Lines of data:
=-=-=-=-=

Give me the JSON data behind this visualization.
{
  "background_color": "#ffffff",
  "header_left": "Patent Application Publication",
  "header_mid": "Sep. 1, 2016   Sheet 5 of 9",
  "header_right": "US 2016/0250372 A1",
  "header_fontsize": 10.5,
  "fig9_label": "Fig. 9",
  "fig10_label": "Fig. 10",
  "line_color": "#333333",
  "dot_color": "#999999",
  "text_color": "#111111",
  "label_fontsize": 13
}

=-=-=-=-=

WHAT TO WORK ON:
Repeat the records above exactly, from the first line to the last.

FINISHED EXERCISE:
Give me the JSON data behind this visualization.
{
  "background_color": "#ffffff",
  "header_left": "Patent Application Publication",
  "header_mid": "Sep. 1, 2016   Sheet 5 of 9",
  "header_right": "US 2016/0250372 A1",
  "header_fontsize": 10.5,
  "fig9_label": "Fig. 9",
  "fig10_label": "Fig. 10",
  "line_color": "#333333",
  "dot_color": "#999999",
  "text_color": "#111111",
  "label_fontsize": 13
}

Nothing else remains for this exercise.